## BEGIN SUPPLIED ENTRIES

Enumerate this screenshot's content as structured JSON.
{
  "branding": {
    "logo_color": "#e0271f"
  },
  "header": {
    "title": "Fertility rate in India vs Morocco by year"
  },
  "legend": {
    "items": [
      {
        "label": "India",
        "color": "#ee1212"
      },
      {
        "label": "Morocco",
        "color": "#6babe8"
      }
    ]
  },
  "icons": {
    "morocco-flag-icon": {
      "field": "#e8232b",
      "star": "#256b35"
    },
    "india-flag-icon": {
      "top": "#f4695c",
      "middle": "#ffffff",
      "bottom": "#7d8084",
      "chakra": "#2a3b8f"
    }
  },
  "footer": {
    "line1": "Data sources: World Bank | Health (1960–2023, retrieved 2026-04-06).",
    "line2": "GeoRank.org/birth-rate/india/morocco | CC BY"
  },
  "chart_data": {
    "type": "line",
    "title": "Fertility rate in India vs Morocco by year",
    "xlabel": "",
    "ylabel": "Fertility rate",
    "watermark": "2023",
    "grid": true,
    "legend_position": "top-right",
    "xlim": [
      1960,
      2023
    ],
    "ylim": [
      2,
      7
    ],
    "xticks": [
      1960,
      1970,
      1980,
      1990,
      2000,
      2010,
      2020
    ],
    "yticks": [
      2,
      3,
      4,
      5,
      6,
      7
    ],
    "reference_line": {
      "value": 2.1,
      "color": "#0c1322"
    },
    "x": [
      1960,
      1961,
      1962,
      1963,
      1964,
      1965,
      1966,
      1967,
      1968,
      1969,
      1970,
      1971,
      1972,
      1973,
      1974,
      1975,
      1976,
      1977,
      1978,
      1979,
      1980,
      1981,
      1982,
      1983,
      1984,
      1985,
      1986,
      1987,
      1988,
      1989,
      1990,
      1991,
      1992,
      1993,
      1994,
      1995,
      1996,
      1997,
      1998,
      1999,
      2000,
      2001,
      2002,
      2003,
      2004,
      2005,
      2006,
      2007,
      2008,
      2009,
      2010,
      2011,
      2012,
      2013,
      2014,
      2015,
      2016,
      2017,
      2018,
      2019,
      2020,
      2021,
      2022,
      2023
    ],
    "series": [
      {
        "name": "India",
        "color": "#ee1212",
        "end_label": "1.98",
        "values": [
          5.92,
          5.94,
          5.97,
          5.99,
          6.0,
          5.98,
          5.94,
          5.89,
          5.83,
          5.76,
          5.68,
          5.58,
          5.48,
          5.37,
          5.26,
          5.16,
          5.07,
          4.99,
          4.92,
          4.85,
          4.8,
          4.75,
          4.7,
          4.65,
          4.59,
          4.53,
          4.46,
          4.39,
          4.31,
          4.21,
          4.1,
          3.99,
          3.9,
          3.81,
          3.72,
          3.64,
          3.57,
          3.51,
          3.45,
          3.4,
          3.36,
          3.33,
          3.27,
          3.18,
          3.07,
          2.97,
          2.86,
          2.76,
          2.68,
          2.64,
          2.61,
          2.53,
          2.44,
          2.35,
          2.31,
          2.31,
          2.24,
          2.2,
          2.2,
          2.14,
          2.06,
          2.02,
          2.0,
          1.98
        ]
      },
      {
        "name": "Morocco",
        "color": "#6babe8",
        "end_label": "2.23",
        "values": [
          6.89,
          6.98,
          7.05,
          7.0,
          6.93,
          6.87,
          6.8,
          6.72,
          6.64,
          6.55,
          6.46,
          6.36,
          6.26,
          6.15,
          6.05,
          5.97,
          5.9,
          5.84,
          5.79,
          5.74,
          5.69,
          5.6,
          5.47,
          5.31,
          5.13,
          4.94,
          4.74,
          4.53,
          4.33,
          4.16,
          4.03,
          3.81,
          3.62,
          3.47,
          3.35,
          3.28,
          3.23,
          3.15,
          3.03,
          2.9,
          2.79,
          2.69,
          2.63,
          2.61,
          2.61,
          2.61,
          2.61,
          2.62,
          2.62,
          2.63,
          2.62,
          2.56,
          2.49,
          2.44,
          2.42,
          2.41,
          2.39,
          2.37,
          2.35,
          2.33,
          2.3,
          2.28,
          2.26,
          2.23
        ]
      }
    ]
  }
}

## END SUPPLIED ENTRIES

→ TASK OBJECTIVE: Transcribe all of the material exactly. Omit nothing.

→ ANSWER TO THE EXERCISE:
Enumerate this screenshot's content as structured JSON.
{
  "branding": {
    "logo_color": "#e0271f"
  },
  "header": {
    "title": "Fertility rate in India vs Morocco by year"
  },
  "legend": {
    "items": [
      {
        "label": "India",
        "color": "#ee1212"
      },
      {
        "label": "Morocco",
        "color": "#6babe8"
      }
    ]
  },
  "icons": {
    "morocco-flag-icon": {
      "field": "#e8232b",
      "star": "#256b35"
    },
    "india-flag-icon": {
      "top": "#f4695c",
      "middle": "#ffffff",
      "bottom": "#7d8084",
      "chakra": "#2a3b8f"
    }
  },
  "footer": {
    "line1": "Data sources: World Bank | Health (1960–2023, retrieved 2026-04-06).",
    "line2": "GeoRank.org/birth-rate/india/morocco | CC BY"
  },
  "chart_data": {
    "type": "line",
    "title": "Fertility rate in India vs Morocco by year",
    "xlabel": "",
    "ylabel": "Fertility rate",
    "watermark": "2023",
    "grid": true,
    "legend_position": "top-right",
    "xlim": [
      1960,
      2023
    ],
    "ylim": [
      2,
      7
    ],
    "xticks": [
      1960,
      1970,
      1980,
      1990,
      2000,
      2010,
      2020
    ],
    "yticks": [
      2,
      3,
      4,
      5,
      6,
      7
    ],
    "reference_line": {
      "value": 2.1,
      "color": "#0c1322"
    },
    "x": [
      1960,
      1961,
      1962,
      1963,
      1964,
      1965,
      1966,
      1967,
      1968,
      1969,
      1970,
      1971,
      1972,
      1973,
      1974,
      1975,
      1976,
      1977,
      1978,
      1979,
      1980,
      1981,
      1982,
      1983,
      1984,
      1985,
      1986,
      1987,
      1988,
      1989,
      1990,
      1991,
      1992,
      1993,
      1994,
      1995,
      1996,
      1997,
      1998,
      1999,
      2000,
      2001,
      2002,
      2003,
      2004,
      2005,
      2006,
      2007,
      2008,
      2009,
      2010,
      2011,
      2012,
      2013,
      2014,
      2015,
      2016,
      2017,
      2018,
      2019,
      2020,
      2021,
      2022,
      2023
    ],
    "series": [
      {
        "name": "India",
        "color": "#ee1212",
        "end_label": "1.98",
        "values": [
          5.92,
          5.94,
          5.97,
          5.99,
          6.0,
          5.98,
          5.94,
          5.89,
          5.83,
          5.76,
          5.68,
          5.58,
          5.48,
          5.37,
          5.26,
          5.16,
          5.07,
          4.99,
          4.92,
          4.85,
          4.8,
          4.75,
          4.7,
          4.65,
          4.59,
          4.53,
          4.46,
          4.39,
          4.31,
          4.21,
          4.1,
          3.99,
          3.9,
          3.81,
          3.72,
          3.64,
          3.57,
          3.51,
          3.45,
          3.4,
          3.36,
          3.33,
          3.27,
          3.18,
          3.07,
          2.97,
          2.86,
          2.76,
          2.68,
          2.64,
          2.61,
          2.53,
          2.44,
          2.35,
          2.31,
          2.31,
          2.24,
          2.2,
          2.2,
          2.14,
          2.06,
          2.02,
          2.0,
          1.98
        ]
      },
      {
        "name": "Morocco",
        "color": "#6babe8",
        "end_label": "2.23",
        "values": [
          6.89,
          6.98,
          7.05,
          7.0,
          6.93,
          6.87,
          6.8,
          6.72,
          6.64,
          6.55,
          6.46,
          6.36,
          6.26,
          6.15,
          6.05,
          5.97,
          5.9,
          5.84,
          5.79,
          5.74,
          5.69,
          5.6,
          5.47,
          5.31,
          5.13,
          4.94,
          4.74,
          4.53,
          4.33,
          4.16,
          4.03,
          3.81,
          3.62,
          3.47,
          3.35,
          3.28,
          3.23,
          3.15,
          3.03,
          2.9,
          2.79,
          2.69,
          2.63,
          2.61,
          2.61,
          2.61,
          2.61,
          2.62,
          2.62,
          2.63,
          2.62,
          2.56,
          2.49,
          2.44,
          2.42,
          2.41,
          2.39,
          2.37,
          2.35,
          2.33,
          2.3,
          2.28,
          2.26,
          2.23
        ]
      }
    ]
  }
}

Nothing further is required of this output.